- _Given instruction_:
Say how many lines contain "value"; the answer is the number alone.

====

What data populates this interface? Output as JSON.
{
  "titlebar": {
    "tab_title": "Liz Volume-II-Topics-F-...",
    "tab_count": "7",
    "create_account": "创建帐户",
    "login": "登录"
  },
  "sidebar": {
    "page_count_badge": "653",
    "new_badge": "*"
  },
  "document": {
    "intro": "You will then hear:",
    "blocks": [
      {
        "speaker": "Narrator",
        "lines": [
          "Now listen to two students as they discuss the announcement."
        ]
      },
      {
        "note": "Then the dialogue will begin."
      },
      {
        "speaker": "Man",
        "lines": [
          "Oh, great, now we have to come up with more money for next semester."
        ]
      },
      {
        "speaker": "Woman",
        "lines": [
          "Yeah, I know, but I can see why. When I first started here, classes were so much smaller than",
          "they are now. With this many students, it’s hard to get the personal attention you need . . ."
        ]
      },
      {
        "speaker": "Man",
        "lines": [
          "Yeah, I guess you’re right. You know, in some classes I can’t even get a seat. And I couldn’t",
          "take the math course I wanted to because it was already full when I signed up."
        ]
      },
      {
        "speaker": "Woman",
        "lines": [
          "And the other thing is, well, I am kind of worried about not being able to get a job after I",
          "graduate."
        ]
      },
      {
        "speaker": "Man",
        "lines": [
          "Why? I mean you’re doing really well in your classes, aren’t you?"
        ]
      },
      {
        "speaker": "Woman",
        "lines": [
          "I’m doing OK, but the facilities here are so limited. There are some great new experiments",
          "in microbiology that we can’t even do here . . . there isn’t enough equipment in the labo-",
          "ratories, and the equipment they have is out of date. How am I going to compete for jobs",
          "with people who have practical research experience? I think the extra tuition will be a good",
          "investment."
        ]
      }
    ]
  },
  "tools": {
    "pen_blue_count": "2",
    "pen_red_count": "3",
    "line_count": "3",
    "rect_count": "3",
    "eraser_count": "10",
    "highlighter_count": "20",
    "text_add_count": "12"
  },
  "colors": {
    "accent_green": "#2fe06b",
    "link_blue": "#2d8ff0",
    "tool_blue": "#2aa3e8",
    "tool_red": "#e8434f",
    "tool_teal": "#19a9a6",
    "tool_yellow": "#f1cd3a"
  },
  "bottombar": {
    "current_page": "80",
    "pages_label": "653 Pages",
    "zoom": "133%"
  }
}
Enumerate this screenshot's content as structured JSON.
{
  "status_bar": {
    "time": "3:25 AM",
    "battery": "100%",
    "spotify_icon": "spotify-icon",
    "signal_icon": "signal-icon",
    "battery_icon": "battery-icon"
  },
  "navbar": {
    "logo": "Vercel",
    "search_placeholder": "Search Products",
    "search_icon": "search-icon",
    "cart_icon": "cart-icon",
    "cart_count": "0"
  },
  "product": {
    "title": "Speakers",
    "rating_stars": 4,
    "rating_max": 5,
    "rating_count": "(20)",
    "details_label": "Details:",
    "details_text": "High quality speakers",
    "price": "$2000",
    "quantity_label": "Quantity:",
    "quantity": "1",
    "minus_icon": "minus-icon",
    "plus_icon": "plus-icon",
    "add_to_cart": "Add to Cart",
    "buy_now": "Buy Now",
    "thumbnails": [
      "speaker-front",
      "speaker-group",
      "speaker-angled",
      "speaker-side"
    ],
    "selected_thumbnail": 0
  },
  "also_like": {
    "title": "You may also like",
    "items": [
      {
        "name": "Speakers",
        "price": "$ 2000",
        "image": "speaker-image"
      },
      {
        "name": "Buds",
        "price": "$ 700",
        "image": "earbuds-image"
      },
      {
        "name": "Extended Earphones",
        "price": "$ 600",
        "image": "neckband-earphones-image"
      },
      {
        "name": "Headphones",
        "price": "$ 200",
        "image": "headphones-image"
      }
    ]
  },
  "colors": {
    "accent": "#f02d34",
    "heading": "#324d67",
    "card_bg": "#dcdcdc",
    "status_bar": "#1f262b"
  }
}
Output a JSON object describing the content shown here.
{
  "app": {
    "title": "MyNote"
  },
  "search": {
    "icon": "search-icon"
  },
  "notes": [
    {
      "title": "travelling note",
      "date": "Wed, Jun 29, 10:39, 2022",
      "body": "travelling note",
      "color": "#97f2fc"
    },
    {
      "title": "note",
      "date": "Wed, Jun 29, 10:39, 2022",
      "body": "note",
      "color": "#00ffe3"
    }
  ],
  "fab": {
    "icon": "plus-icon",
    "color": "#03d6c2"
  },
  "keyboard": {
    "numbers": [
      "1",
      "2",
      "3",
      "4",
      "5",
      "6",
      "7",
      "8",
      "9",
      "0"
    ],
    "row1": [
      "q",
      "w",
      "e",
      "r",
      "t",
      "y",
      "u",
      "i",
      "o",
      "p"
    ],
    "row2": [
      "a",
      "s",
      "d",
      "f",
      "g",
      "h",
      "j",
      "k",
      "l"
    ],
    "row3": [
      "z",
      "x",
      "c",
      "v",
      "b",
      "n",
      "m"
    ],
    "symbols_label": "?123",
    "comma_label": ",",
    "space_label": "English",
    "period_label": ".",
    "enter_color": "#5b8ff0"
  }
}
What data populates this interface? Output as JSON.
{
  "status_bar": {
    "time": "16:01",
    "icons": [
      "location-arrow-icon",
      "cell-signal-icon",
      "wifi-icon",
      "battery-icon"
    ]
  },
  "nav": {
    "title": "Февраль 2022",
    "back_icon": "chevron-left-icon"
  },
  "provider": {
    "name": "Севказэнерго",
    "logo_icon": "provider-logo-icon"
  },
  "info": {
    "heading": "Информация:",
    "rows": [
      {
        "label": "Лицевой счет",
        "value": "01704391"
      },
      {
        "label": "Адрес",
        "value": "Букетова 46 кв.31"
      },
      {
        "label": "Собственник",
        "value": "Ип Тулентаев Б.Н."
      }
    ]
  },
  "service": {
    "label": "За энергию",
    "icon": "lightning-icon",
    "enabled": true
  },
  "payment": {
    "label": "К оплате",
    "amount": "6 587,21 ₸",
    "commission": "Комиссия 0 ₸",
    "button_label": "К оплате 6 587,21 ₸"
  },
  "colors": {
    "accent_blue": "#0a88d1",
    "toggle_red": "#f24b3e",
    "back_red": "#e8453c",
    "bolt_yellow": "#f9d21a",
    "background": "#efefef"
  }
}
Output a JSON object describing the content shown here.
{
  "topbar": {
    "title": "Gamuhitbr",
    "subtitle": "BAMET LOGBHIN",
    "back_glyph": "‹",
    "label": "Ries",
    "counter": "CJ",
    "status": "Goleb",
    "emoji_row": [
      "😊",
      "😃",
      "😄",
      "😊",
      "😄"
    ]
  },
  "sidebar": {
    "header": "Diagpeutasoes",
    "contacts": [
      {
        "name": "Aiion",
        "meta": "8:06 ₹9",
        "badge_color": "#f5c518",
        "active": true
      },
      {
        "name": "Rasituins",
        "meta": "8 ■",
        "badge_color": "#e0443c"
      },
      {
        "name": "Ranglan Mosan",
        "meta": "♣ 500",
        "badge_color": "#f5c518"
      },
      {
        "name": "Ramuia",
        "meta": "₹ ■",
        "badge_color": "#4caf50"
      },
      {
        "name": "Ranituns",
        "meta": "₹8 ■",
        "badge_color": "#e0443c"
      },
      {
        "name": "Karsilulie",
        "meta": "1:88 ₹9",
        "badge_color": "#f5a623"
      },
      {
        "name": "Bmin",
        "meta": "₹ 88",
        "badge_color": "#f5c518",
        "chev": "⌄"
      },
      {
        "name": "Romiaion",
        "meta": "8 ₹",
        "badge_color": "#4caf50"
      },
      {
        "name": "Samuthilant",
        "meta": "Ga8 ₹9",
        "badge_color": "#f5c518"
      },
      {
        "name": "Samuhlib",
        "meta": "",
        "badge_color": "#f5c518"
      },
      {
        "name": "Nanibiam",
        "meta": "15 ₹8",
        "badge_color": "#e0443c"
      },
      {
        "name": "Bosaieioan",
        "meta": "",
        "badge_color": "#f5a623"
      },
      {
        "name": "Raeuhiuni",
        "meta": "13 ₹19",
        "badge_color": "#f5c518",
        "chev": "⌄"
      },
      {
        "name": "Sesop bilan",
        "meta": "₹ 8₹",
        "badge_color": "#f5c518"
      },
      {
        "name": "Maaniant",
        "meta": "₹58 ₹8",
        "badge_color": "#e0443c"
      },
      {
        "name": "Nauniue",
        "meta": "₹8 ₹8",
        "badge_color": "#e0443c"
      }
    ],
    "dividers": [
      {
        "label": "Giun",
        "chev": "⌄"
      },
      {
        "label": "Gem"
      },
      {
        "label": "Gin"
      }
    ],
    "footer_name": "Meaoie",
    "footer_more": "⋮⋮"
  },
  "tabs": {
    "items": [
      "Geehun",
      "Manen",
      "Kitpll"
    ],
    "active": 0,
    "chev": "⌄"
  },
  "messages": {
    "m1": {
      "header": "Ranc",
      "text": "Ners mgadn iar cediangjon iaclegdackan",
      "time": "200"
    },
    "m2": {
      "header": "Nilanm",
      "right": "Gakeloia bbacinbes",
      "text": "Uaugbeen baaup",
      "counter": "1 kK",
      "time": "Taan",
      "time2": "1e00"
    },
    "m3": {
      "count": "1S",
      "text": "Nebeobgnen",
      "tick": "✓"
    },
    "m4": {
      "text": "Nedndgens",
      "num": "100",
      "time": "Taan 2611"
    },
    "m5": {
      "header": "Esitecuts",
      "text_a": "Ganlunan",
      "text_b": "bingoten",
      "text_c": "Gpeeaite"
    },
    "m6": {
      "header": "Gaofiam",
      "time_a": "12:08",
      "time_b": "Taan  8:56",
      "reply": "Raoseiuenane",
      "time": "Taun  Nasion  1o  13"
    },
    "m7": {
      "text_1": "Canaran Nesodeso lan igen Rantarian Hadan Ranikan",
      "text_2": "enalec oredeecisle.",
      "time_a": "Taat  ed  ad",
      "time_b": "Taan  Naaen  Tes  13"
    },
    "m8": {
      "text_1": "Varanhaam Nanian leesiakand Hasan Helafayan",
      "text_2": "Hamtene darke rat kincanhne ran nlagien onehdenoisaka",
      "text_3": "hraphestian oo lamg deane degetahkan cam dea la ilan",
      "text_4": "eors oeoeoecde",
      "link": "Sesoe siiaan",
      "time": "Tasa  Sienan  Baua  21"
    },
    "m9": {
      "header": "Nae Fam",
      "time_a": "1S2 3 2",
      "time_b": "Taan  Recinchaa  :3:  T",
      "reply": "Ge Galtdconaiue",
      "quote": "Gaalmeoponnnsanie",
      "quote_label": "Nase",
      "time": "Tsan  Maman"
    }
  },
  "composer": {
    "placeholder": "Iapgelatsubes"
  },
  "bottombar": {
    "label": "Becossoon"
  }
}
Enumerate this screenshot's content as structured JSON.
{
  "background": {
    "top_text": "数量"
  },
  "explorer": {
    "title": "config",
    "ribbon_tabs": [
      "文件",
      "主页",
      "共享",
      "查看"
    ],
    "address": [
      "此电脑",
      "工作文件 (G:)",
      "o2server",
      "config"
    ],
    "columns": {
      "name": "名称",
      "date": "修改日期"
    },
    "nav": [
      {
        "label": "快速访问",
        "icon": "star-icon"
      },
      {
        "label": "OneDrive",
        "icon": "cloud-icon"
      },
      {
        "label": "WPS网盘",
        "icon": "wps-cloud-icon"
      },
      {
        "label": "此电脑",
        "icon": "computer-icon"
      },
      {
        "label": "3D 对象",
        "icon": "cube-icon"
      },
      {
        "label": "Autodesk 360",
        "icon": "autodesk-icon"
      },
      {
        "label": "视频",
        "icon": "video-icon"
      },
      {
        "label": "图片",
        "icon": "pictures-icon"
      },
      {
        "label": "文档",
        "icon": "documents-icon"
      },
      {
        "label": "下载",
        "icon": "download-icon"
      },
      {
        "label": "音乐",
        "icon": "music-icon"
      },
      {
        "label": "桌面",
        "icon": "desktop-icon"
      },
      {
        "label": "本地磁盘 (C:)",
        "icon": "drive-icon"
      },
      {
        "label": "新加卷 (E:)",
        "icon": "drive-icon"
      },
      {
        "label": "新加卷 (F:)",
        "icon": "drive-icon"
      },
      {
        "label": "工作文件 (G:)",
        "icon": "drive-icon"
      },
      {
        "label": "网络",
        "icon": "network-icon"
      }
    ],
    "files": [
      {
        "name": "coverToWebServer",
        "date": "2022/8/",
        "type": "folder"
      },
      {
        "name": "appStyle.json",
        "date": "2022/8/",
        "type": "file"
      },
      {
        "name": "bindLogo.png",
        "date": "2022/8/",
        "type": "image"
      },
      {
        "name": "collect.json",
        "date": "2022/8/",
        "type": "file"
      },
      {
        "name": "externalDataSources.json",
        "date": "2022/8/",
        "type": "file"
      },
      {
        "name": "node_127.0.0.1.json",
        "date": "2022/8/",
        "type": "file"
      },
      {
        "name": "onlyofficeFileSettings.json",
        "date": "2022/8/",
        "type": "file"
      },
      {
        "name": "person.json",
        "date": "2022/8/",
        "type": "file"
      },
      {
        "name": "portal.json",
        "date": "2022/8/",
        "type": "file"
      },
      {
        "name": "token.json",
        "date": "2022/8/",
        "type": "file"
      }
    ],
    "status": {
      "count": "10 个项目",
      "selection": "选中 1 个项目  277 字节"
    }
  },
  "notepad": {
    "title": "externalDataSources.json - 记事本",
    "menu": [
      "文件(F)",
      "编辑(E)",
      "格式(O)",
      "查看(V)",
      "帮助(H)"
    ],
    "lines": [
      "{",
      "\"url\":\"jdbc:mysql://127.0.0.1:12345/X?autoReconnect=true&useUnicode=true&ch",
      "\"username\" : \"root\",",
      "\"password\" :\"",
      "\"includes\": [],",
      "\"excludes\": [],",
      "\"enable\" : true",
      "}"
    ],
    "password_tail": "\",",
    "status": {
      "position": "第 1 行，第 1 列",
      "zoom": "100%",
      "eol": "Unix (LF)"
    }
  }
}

====

- _Full response_:
3